BRIEF |
From the entries below, extract every line that includes the word "chromosome".

(Bounding box prediction data)
::::
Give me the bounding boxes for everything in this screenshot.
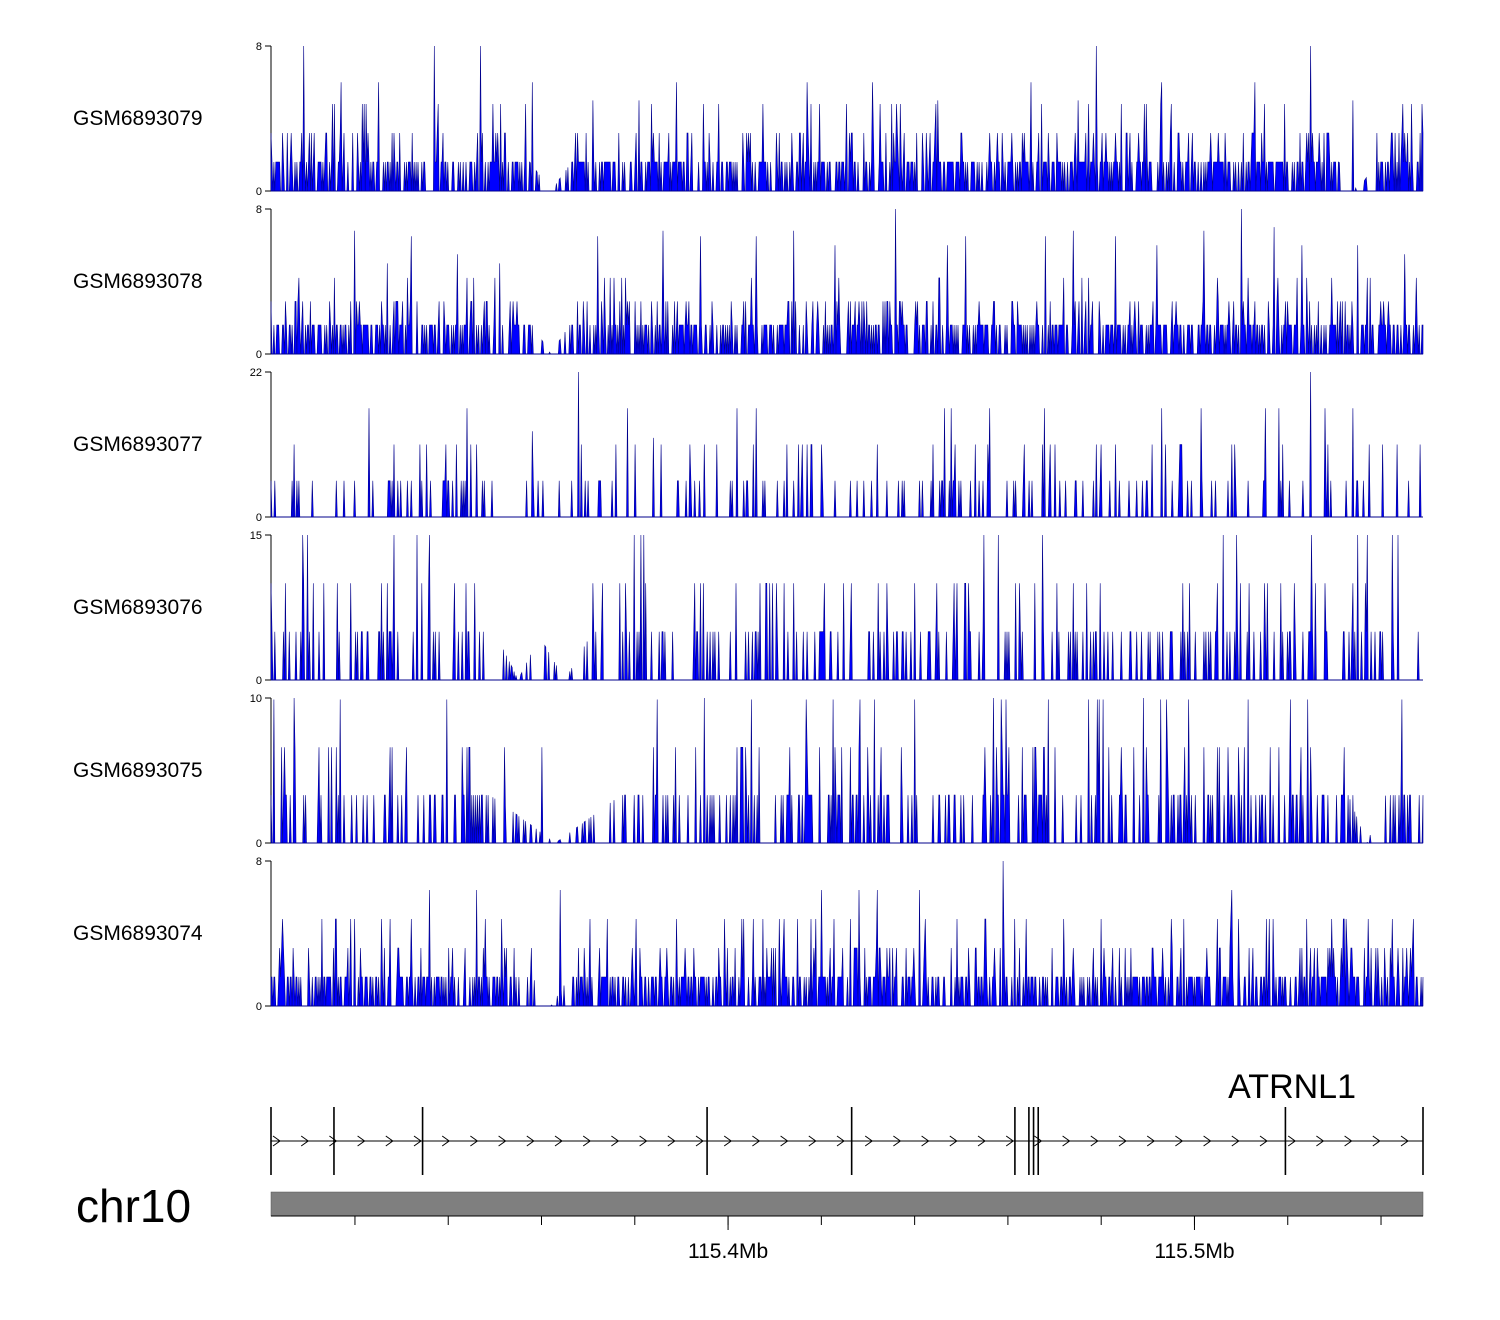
signal-area [270,860,1424,1007]
strand-arrow [470,1135,479,1147]
gene-name-label: ATRNL1 [1228,1068,1356,1106]
strand-arrow [1372,1135,1381,1147]
y-axis-min-label: 0 [256,1001,262,1013]
y-axis-max-label: 22 [250,367,262,379]
strand-arrow [611,1135,620,1147]
y-axis-max-label: 10 [250,693,262,705]
y-axis-min-label: 0 [256,512,262,524]
track-GSM6893079: GSM6893079 8 0 [73,41,1424,198]
track-label: GSM6893075 [73,759,203,782]
strand-arrow [329,1135,338,1147]
strand-arrow [1344,1135,1353,1147]
signal-area [270,697,1424,844]
strand-arrow [1287,1135,1297,1147]
track-GSM6893076: GSM6893076 15 0 [73,530,1423,687]
strand-arrow [977,1135,986,1147]
strand-arrow [1146,1135,1156,1147]
y-axis-max-label: 8 [256,856,262,868]
strand-arrow [1316,1135,1325,1147]
strand-arrow [441,1135,451,1147]
y-axis-min-label: 0 [256,186,262,198]
signal-area [270,371,1423,518]
strand-arrow [667,1135,676,1147]
track-label: GSM6893079 [73,107,203,130]
strand-arrow [780,1135,789,1147]
genome-position-label: 115.4Mb [688,1240,768,1263]
y-axis-min-label: 0 [256,838,262,850]
strand-arrow [836,1135,845,1147]
strand-arrow [893,1135,902,1147]
strand-arrow [272,1135,281,1147]
strand-arrow [582,1135,592,1147]
chromosome-bar [270,1191,1424,1217]
track-GSM6893074: GSM6893074 8 0 [73,856,1424,1013]
strand-arrow [554,1135,563,1147]
strand-arrow [1090,1135,1099,1147]
strand-arrow [921,1135,930,1147]
track-label: GSM6893078 [73,270,203,293]
y-axis-max-label: 15 [250,530,262,542]
signal-area [270,45,1424,192]
strand-arrow [1259,1135,1268,1147]
strand-arrow [413,1135,422,1147]
strand-arrow [1118,1135,1127,1147]
y-axis-max-label: 8 [256,204,262,216]
genome-position-label: 115.5Mb [1154,1240,1234,1263]
gene-track: ATRNL1 [270,1068,1424,1175]
strand-arrow [357,1135,366,1147]
strand-arrow [1005,1135,1015,1147]
strand-arrow [1175,1135,1184,1147]
signal-area [270,208,1424,355]
y-axis-min-label: 0 [256,675,262,687]
strand-arrow [864,1135,874,1147]
strand-arrow [949,1135,958,1147]
track-label: GSM6893076 [73,596,203,619]
strand-arrow [1400,1135,1409,1147]
strand-arrow [695,1135,704,1147]
y-axis-min-label: 0 [256,349,262,361]
track-GSM6893078: GSM6893078 8 0 [73,204,1424,361]
strand-arrow [1062,1135,1071,1147]
strand-arrow [1203,1135,1212,1147]
strand-arrow [752,1135,761,1147]
y-axis-max-label: 8 [256,41,262,53]
strand-arrow [385,1135,394,1147]
track-label: GSM6893074 [73,922,203,945]
strand-arrow [1034,1135,1043,1147]
track-label: GSM6893077 [73,433,203,456]
track-GSM6893077: GSM6893077 22 0 [73,367,1423,524]
strand-arrow [1231,1135,1240,1147]
track-GSM6893075: GSM6893075 10 0 [73,693,1424,850]
strand-arrow [498,1135,507,1147]
strand-arrow [639,1135,648,1147]
strand-arrow [300,1135,310,1147]
strand-arrow [723,1135,733,1147]
strand-arrow [526,1135,535,1147]
signal-tracks: GSM689307980GSM689307880GSM6893077220GSM… [73,41,1424,1013]
signal-area [270,534,1423,681]
chromosome-ideogram: chr10 115.4Mb 115.5Mb [76,1180,1424,1263]
chromosome-label: chr10 [76,1180,191,1232]
strand-arrow [808,1135,817,1147]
::::
RESULT OF THE TASK |
chromosome-bar [270,1191,1424,1217]
chromosome-ideogram: chr10 115.4Mb 115.5Mb [76,1180,1424,1263]
chromosome-label: chr10 [76,1180,191,1232]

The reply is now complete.